** start Raw data **
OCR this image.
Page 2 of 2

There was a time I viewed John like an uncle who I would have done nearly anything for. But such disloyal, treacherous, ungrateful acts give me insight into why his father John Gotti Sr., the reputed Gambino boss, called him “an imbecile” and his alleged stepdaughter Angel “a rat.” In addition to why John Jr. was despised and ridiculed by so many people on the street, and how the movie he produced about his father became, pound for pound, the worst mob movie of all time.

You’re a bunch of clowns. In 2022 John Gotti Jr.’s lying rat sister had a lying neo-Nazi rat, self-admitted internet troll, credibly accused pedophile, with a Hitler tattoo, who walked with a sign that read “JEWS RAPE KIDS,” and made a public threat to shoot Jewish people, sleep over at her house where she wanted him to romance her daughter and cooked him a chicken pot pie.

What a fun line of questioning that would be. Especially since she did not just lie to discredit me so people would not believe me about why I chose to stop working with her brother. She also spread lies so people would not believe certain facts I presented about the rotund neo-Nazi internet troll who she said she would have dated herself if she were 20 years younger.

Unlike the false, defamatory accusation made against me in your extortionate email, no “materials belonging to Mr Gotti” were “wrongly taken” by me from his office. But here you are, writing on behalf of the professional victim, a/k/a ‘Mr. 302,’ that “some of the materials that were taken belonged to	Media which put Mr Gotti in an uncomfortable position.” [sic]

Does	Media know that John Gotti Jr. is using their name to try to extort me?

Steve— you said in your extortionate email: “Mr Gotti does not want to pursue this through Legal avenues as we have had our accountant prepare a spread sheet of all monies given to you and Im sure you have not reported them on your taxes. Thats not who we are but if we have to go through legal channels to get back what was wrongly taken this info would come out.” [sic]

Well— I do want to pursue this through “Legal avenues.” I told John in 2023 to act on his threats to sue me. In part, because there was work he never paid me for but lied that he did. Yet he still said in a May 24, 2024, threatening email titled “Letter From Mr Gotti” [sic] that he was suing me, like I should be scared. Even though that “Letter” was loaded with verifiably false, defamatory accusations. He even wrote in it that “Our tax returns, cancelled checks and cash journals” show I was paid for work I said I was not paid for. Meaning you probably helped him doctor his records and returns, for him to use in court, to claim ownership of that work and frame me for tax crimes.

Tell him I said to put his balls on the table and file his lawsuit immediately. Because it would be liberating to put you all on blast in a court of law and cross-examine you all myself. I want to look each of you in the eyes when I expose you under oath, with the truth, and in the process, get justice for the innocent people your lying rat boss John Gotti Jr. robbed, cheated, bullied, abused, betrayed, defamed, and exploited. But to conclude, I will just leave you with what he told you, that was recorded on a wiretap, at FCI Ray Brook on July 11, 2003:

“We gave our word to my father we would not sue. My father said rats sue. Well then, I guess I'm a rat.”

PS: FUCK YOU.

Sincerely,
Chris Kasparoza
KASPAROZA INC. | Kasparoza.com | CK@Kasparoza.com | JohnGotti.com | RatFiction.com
** end Raw data **
[Job]: Extract every line from the records above that contains the word "Nazi".

[Solved problem]:
You’re a bunch of clowns. In 2022 John Gotti Jr.’s lying rat sister had a lying neo-Nazi rat, self-admitted internet troll, credibly accused pedophile, with a Hitler tattoo, who walked with a sign that read “JEWS RAPE KIDS,” and made a public threat to shoot Jewish people, sleep over at her house where she wanted him to romance her daughter and cooked him a chicken pot pie.
What a fun line of questioning that would be. Especially since she did not just lie to discredit me so people would not believe me about why I chose to stop working with her brother. She also spread lies so people would not believe certain facts I presented about the rotund neo-Nazi internet troll who she said she would have dated herself if she were 20 years younger.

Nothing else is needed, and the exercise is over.